begin WORKING DATA

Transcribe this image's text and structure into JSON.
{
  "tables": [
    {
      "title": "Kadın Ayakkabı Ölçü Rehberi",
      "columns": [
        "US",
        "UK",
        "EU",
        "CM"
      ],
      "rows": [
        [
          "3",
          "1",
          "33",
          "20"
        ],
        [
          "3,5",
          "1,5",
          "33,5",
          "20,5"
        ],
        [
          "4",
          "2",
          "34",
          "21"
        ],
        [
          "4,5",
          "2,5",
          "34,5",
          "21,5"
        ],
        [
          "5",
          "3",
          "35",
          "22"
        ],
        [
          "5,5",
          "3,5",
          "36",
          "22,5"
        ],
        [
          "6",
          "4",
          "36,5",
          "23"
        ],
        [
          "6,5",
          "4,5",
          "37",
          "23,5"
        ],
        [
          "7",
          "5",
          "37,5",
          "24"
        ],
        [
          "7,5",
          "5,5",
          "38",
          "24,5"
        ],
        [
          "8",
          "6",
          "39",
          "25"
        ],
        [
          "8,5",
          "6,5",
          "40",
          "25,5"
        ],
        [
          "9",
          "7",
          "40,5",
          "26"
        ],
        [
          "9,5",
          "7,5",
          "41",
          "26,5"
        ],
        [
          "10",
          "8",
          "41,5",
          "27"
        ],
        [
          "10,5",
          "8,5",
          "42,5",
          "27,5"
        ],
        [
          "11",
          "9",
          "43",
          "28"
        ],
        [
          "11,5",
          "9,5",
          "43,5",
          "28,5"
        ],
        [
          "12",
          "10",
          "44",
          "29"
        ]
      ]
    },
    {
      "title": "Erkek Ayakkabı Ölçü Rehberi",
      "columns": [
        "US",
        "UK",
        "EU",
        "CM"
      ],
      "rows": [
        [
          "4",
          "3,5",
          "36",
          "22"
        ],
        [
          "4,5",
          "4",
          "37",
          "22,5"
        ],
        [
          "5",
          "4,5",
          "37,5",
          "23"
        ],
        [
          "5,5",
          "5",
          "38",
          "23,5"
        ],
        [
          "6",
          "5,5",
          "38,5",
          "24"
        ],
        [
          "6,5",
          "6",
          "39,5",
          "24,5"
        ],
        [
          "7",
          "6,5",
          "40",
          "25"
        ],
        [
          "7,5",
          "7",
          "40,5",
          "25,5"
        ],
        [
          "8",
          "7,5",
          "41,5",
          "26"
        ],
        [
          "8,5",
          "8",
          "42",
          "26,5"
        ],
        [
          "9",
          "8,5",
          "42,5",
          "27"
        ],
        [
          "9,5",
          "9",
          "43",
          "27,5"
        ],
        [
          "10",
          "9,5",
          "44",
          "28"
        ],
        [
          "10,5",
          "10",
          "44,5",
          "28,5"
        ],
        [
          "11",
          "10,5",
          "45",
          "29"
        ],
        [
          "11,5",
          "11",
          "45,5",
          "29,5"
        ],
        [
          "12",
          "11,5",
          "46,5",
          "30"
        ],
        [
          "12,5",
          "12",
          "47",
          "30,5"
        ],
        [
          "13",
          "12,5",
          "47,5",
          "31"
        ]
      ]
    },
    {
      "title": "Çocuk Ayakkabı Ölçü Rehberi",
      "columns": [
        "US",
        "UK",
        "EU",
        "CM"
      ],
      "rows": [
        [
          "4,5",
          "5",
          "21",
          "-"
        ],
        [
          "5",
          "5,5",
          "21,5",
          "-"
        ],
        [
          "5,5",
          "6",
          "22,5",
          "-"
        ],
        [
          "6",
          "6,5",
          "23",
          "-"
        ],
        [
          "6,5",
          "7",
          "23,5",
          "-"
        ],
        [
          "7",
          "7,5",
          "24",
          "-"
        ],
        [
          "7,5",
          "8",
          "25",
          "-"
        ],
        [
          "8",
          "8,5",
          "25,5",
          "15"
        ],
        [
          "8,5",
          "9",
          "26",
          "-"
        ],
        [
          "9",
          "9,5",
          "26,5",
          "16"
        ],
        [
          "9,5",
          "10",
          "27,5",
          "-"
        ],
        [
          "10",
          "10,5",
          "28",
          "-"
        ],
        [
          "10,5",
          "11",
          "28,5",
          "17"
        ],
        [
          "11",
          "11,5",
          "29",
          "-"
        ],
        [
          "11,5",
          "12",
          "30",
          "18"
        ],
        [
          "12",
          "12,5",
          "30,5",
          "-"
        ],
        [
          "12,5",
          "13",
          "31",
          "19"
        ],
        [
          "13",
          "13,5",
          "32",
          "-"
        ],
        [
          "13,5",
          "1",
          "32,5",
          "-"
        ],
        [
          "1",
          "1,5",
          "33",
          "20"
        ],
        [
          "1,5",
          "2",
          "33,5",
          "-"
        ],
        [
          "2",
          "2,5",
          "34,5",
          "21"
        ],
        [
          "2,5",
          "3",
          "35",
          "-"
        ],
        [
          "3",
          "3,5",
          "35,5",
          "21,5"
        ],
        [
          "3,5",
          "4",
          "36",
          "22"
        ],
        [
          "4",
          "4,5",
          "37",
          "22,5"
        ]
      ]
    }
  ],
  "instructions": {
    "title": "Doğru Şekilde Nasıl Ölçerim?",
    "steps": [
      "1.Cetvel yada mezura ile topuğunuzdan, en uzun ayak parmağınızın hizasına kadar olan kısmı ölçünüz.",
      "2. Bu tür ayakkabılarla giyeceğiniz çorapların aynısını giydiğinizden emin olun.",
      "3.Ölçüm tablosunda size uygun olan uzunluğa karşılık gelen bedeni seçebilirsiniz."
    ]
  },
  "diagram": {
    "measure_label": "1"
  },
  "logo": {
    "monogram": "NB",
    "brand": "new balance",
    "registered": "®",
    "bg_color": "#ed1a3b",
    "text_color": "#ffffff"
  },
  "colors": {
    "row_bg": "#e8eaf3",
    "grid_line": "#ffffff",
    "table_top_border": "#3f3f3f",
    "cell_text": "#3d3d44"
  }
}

end WORKING DATA

→ TO BE DONE: From the records above, extract every line exactly as it stands.

→ WORKED SOLUTION:
Transcribe this image's text and structure into JSON.
{
  "tables": [
    {
      "title": "Kadın Ayakkabı Ölçü Rehberi",
      "columns": [
        "US",
        "UK",
        "EU",
        "CM"
      ],
      "rows": [
        [
          "3",
          "1",
          "33",
          "20"
        ],
        [
          "3,5",
          "1,5",
          "33,5",
          "20,5"
        ],
        [
          "4",
          "2",
          "34",
          "21"
        ],
        [
          "4,5",
          "2,5",
          "34,5",
          "21,5"
        ],
        [
          "5",
          "3",
          "35",
          "22"
        ],
        [
          "5,5",
          "3,5",
          "36",
          "22,5"
        ],
        [
          "6",
          "4",
          "36,5",
          "23"
        ],
        [
          "6,5",
          "4,5",
          "37",
          "23,5"
        ],
        [
          "7",
          "5",
          "37,5",
          "24"
        ],
        [
          "7,5",
          "5,5",
          "38",
          "24,5"
        ],
        [
          "8",
          "6",
          "39",
          "25"
        ],
        [
          "8,5",
          "6,5",
          "40",
          "25,5"
        ],
        [
          "9",
          "7",
          "40,5",
          "26"
        ],
        [
          "9,5",
          "7,5",
          "41",
          "26,5"
        ],
        [
          "10",
          "8",
          "41,5",
          "27"
        ],
        [
          "10,5",
          "8,5",
          "42,5",
          "27,5"
        ],
        [
          "11",
          "9",
          "43",
          "28"
        ],
        [
          "11,5",
          "9,5",
          "43,5",
          "28,5"
        ],
        [
          "12",
          "10",
          "44",
          "29"
        ]
      ]
    },
    {
      "title": "Erkek Ayakkabı Ölçü Rehberi",
      "columns": [
        "US",
        "UK",
        "EU",
        "CM"
      ],
      "rows": [
        [
          "4",
          "3,5",
          "36",
          "22"
        ],
        [
          "4,5",
          "4",
          "37",
          "22,5"
        ],
        [
          "5",
          "4,5",
          "37,5",
          "23"
        ],
        [
          "5,5",
          "5",
          "38",
          "23,5"
        ],
        [
          "6",
          "5,5",
          "38,5",
          "24"
        ],
        [
          "6,5",
          "6",
          "39,5",
          "24,5"
        ],
        [
          "7",
          "6,5",
          "40",
          "25"
        ],
        [
          "7,5",
          "7",
          "40,5",
          "25,5"
        ],
        [
          "8",
          "7,5",
          "41,5",
          "26"
        ],
        [
          "8,5",
          "8",
          "42",
          "26,5"
        ],
        [
          "9",
          "8,5",
          "42,5",
          "27"
        ],
        [
          "9,5",
          "9",
          "43",
          "27,5"
        ],
        [
          "10",
          "9,5",
          "44",
          "28"
        ],
        [
          "10,5",
          "10",
          "44,5",
          "28,5"
        ],
        [
          "11",
          "10,5",
          "45",
          "29"
        ],
        [
          "11,5",
          "11",
          "45,5",
          "29,5"
        ],
        [
          "12",
          "11,5",
          "46,5",
          "30"
        ],
        [
          "12,5",
          "12",
          "47",
          "30,5"
        ],
        [
          "13",
          "12,5",
          "47,5",
          "31"
        ]
      ]
    },
    {
      "title": "Çocuk Ayakkabı Ölçü Rehberi",
      "columns": [
        "US",
        "UK",
        "EU",
        "CM"
      ],
      "rows": [
        [
          "4,5",
          "5",
          "21",
          "-"
        ],
        [
          "5",
          "5,5",
          "21,5",
          "-"
        ],
        [
          "5,5",
          "6",
          "22,5",
          "-"
        ],
        [
          "6",
          "6,5",
          "23",
          "-"
        ],
        [
          "6,5",
          "7",
          "23,5",
          "-"
        ],
        [
          "7",
          "7,5",
          "24",
          "-"
        ],
        [
          "7,5",
          "8",
          "25",
          "-"
        ],
        [
          "8",
          "8,5",
          "25,5",
          "15"
        ],
        [
          "8,5",
          "9",
          "26",
          "-"
        ],
        [
          "9",
          "9,5",
          "26,5",
          "16"
        ],
        [
          "9,5",
          "10",
          "27,5",
          "-"
        ],
        [
          "10",
          "10,5",
          "28",
          "-"
        ],
        [
          "10,5",
          "11",
          "28,5",
          "17"
        ],
        [
          "11",
          "11,5",
          "29",
          "-"
        ],
        [
          "11,5",
          "12",
          "30",
          "18"
        ],
        [
          "12",
          "12,5",
          "30,5",
          "-"
        ],
        [
          "12,5",
          "13",
          "31",
          "19"
        ],
        [
          "13",
          "13,5",
          "32",
          "-"
        ],
        [
          "13,5",
          "1",
          "32,5",
          "-"
        ],
        [
          "1",
          "1,5",
          "33",
          "20"
        ],
        [
          "1,5",
          "2",
          "33,5",
          "-"
        ],
        [
          "2",
          "2,5",
          "34,5",
          "21"
        ],
        [
          "2,5",
          "3",
          "35",
          "-"
        ],
        [
          "3",
          "3,5",
          "35,5",
          "21,5"
        ],
        [
          "3,5",
          "4",
          "36",
          "22"
        ],
        [
          "4",
          "4,5",
          "37",
          "22,5"
        ]
      ]
    }
  ],
  "instructions": {
    "title": "Doğru Şekilde Nasıl Ölçerim?",
    "steps": [
      "1.Cetvel yada mezura ile topuğunuzdan, en uzun ayak parmağınızın hizasına kadar olan kısmı ölçünüz.",
      "2. Bu tür ayakkabılarla giyeceğiniz çorapların aynısını giydiğinizden emin olun.",
      "3.Ölçüm tablosunda size uygun olan uzunluğa karşılık gelen bedeni seçebilirsiniz."
    ]
  },
  "diagram": {
    "measure_label": "1"
  },
  "logo": {
    "monogram": "NB",
    "brand": "new balance",
    "registered": "®",
    "bg_color": "#ed1a3b",
    "text_color": "#ffffff"
  },
  "colors": {
    "row_bg": "#e8eaf3",
    "grid_line": "#ffffff",
    "table_top_border": "#3f3f3f",
    "cell_text": "#3d3d44"
  }
}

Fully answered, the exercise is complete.